DIRECTIONS FOR THIS TASK: Copy whichever lines of the data hold the word "structured".

>>>

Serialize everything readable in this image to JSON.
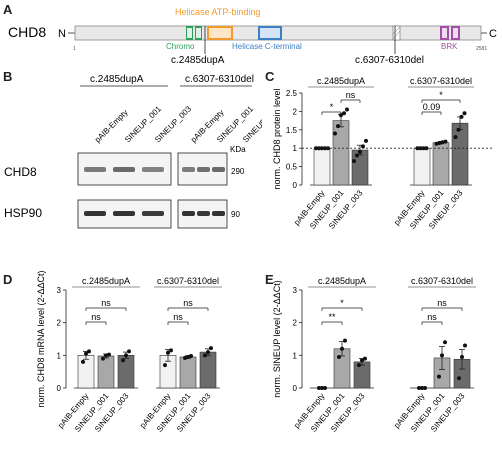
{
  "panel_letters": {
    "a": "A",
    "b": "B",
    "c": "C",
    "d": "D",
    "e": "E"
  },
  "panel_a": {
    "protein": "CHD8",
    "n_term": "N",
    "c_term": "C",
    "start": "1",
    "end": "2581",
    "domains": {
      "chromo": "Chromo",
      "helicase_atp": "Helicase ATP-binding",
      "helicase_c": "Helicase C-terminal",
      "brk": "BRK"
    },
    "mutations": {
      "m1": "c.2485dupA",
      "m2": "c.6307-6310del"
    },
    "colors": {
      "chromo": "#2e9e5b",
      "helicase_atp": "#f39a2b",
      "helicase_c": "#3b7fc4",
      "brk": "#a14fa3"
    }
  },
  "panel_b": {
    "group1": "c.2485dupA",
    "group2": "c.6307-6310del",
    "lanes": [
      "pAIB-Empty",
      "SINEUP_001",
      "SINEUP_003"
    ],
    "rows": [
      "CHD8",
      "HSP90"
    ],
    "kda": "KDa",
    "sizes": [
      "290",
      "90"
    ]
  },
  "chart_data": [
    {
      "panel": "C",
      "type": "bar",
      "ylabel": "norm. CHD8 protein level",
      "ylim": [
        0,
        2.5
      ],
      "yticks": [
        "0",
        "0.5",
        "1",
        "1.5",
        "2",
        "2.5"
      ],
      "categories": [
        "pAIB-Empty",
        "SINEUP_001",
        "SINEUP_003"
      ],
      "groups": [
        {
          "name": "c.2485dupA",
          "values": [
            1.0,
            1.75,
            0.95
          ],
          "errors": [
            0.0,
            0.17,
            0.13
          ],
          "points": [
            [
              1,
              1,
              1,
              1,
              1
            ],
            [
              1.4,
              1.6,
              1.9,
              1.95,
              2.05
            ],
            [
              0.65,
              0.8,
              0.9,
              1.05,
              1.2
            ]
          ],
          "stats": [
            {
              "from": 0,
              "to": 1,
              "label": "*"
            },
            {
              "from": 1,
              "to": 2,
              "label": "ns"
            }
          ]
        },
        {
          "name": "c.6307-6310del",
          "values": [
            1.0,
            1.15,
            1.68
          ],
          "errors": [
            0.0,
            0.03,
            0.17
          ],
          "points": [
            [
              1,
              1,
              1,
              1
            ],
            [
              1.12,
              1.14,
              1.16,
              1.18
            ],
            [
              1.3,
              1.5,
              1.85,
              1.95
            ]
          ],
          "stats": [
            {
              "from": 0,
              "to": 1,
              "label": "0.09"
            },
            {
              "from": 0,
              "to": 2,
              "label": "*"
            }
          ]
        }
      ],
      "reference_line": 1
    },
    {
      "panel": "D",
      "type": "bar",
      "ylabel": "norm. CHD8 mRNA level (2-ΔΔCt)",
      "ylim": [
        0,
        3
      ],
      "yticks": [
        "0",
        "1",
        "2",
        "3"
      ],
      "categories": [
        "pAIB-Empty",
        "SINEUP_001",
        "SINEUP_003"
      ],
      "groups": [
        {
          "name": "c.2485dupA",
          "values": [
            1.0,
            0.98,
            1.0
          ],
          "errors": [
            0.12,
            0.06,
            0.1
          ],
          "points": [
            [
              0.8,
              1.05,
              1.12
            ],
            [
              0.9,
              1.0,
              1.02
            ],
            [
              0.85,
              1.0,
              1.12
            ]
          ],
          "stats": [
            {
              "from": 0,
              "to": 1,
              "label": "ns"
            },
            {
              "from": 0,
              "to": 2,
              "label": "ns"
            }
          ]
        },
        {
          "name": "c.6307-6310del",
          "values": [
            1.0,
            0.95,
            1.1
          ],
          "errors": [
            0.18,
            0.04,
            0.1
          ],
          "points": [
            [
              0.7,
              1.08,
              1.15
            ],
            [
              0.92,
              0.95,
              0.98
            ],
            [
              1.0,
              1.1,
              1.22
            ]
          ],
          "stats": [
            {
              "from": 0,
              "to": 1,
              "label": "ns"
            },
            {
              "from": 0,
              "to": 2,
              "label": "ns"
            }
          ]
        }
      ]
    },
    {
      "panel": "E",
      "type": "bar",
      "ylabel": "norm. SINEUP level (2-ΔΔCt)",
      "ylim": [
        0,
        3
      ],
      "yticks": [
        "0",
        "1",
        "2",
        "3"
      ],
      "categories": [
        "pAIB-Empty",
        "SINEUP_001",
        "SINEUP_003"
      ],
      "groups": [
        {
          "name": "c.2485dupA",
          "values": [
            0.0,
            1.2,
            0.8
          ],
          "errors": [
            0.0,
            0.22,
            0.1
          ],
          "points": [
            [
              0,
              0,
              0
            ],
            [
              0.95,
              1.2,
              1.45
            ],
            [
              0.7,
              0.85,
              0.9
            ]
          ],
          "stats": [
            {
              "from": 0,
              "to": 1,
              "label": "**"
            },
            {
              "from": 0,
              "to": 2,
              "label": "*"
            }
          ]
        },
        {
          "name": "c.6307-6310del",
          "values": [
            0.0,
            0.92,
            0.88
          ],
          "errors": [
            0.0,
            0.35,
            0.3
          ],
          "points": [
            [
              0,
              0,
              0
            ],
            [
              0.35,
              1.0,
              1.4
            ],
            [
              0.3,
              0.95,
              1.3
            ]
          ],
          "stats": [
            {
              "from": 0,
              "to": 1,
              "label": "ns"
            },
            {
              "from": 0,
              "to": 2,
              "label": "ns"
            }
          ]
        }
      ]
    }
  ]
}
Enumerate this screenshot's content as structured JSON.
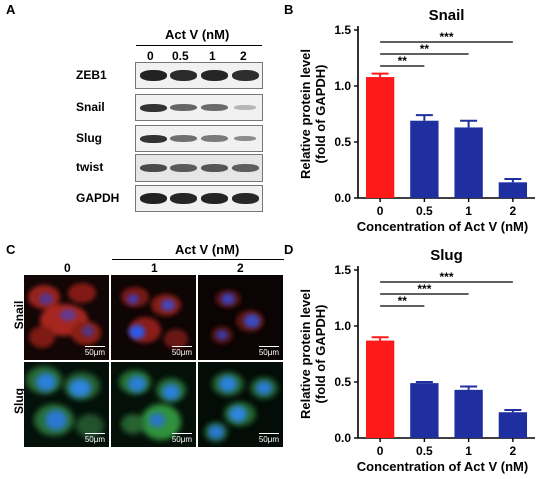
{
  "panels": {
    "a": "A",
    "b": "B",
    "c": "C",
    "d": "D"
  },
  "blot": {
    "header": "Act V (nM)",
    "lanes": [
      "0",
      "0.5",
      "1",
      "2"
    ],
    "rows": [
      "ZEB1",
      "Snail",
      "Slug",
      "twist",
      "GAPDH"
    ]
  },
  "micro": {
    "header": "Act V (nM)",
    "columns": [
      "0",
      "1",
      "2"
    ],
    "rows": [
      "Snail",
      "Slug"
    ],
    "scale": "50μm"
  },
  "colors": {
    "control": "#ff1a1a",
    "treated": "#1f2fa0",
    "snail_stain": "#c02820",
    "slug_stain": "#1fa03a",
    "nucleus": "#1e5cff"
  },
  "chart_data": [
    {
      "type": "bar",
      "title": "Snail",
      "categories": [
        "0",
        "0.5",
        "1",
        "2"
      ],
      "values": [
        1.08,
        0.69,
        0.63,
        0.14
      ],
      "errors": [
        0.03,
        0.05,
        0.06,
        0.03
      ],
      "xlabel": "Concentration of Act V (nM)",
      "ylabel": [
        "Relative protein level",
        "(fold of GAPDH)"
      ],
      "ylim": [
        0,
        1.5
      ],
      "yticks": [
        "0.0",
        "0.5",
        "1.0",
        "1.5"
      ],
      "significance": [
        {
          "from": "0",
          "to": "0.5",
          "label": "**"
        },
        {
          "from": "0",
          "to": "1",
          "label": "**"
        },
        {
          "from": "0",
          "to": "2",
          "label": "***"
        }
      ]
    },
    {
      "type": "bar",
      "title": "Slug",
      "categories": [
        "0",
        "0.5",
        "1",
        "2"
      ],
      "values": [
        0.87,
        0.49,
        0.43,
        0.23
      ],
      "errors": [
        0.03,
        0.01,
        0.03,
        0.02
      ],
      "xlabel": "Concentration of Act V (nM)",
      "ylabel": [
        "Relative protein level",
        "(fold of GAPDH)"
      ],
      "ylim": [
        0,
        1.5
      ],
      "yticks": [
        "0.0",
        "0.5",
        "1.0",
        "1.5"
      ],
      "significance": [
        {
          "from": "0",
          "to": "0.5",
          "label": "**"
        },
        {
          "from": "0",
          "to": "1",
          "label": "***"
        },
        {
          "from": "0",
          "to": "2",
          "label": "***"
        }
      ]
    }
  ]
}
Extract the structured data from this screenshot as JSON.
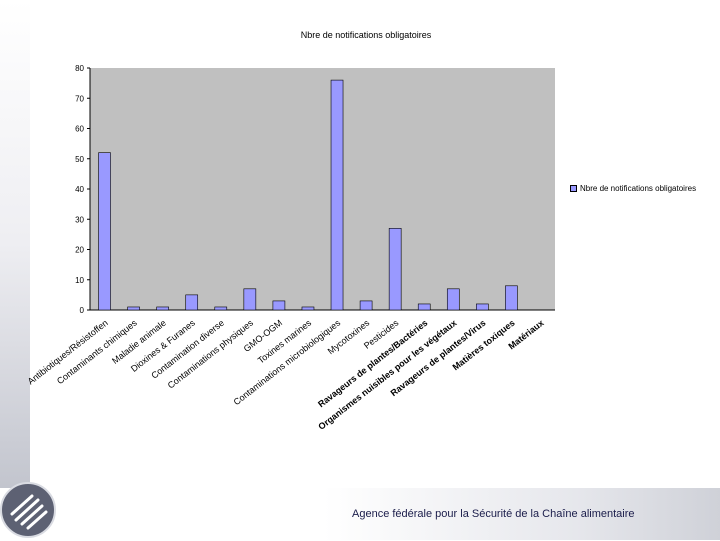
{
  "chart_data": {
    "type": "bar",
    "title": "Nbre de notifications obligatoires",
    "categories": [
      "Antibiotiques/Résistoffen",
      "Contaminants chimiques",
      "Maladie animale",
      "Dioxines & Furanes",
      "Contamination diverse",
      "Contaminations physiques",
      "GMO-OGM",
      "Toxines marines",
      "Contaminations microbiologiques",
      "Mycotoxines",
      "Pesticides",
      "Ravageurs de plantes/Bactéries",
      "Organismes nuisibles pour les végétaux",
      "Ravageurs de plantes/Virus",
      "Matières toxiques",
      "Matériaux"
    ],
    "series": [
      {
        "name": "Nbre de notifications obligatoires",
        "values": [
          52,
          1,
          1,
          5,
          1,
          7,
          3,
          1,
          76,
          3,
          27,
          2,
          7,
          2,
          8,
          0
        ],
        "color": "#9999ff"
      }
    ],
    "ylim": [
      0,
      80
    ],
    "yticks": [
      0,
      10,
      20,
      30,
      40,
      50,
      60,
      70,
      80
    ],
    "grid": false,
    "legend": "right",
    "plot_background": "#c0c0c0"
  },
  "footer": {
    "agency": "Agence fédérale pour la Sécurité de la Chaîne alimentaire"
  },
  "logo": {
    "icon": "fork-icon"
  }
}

<<<

ANSWER TO THE PROBLEM:
Enumerate this screenshot's content as structured JSON.
Extract the structured data from this screenshot as JSON.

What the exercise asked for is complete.